§ Aim: Without the images, write out all of the following entries exactly.

Items listed in a dataset:
— Begin —

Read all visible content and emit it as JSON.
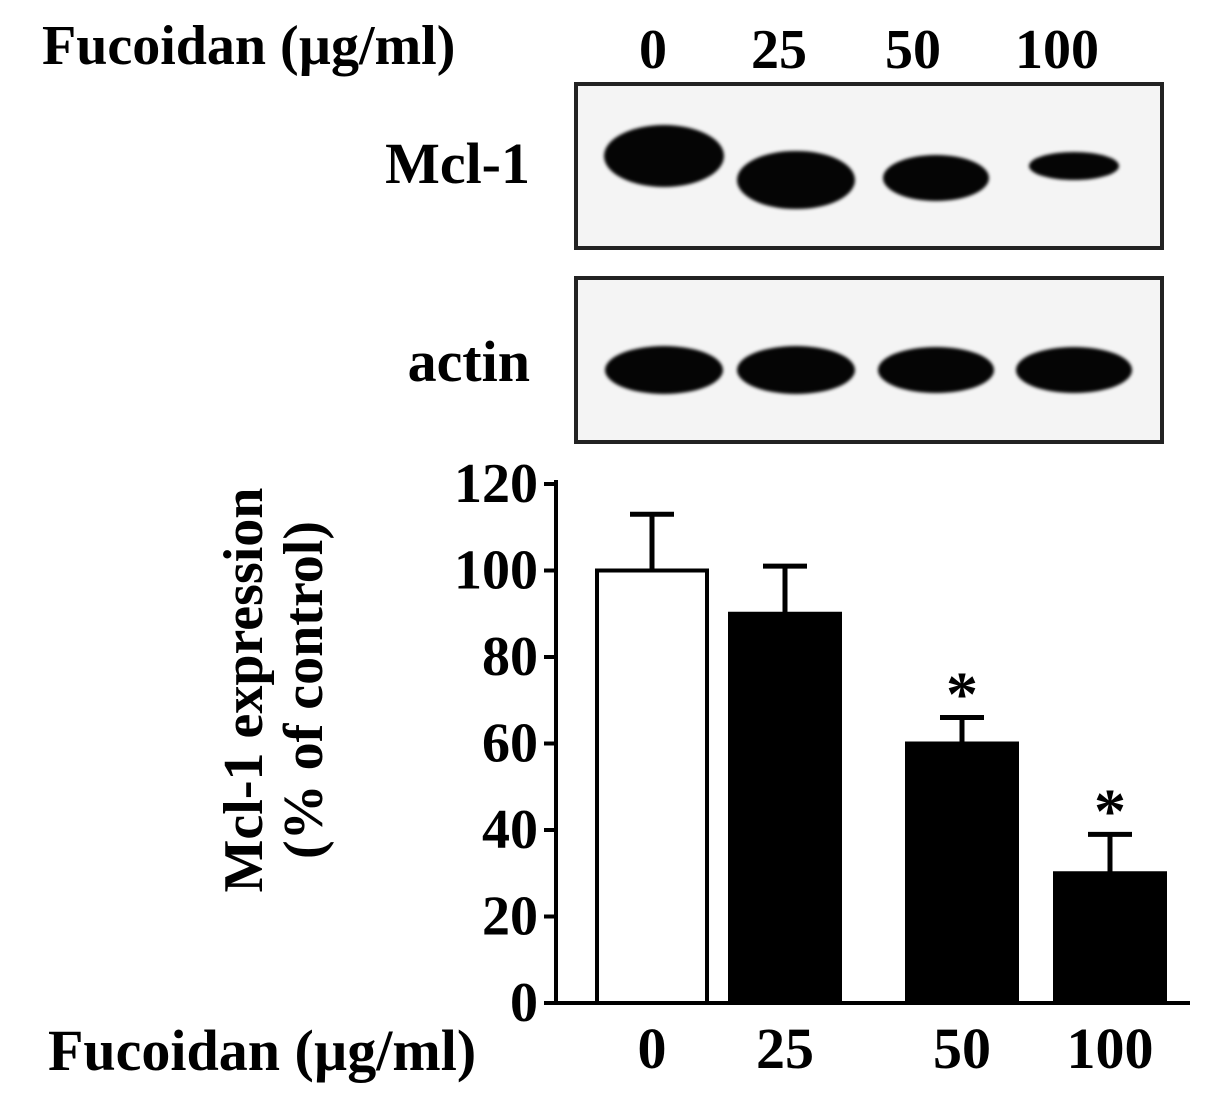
{
  "blot": {
    "dose_label": "Fucoidan (µg/ml)",
    "doses": [
      "0",
      "25",
      "50",
      "100"
    ],
    "rows": [
      {
        "label": "Mcl-1",
        "band_intensity": [
          1.0,
          0.95,
          0.75,
          0.45
        ]
      },
      {
        "label": "actin",
        "band_intensity": [
          1.0,
          1.0,
          0.95,
          0.95
        ]
      }
    ]
  },
  "chart_data": {
    "type": "bar",
    "categories": [
      "0",
      "25",
      "50",
      "100"
    ],
    "values": [
      100,
      90,
      60,
      30
    ],
    "error": [
      13,
      11,
      6,
      9
    ],
    "significance": [
      "",
      "",
      "*",
      "*"
    ],
    "bar_fill": [
      "#ffffff",
      "#000000",
      "#000000",
      "#000000"
    ],
    "xlabel": "Fucoidan (µg/ml)",
    "ylabel_line1": "Mcl-1 expression",
    "ylabel_line2": "(% of control)",
    "ylim": [
      0,
      120
    ],
    "yticks": [
      "0",
      "20",
      "40",
      "60",
      "80",
      "100",
      "120"
    ],
    "grid": false
  }
}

— End —

§ Correct response:
Read all visible content and emit it as JSON.
{
  "blot": {
    "dose_label": "Fucoidan (µg/ml)",
    "doses": [
      "0",
      "25",
      "50",
      "100"
    ],
    "rows": [
      {
        "label": "Mcl-1",
        "band_intensity": [
          1.0,
          0.95,
          0.75,
          0.45
        ]
      },
      {
        "label": "actin",
        "band_intensity": [
          1.0,
          1.0,
          0.95,
          0.95
        ]
      }
    ]
  },
  "chart_data": {
    "type": "bar",
    "categories": [
      "0",
      "25",
      "50",
      "100"
    ],
    "values": [
      100,
      90,
      60,
      30
    ],
    "error": [
      13,
      11,
      6,
      9
    ],
    "significance": [
      "",
      "",
      "*",
      "*"
    ],
    "bar_fill": [
      "#ffffff",
      "#000000",
      "#000000",
      "#000000"
    ],
    "xlabel": "Fucoidan (µg/ml)",
    "ylabel_line1": "Mcl-1 expression",
    "ylabel_line2": "(% of control)",
    "ylim": [
      0,
      120
    ],
    "yticks": [
      "0",
      "20",
      "40",
      "60",
      "80",
      "100",
      "120"
    ],
    "grid": false
  }
}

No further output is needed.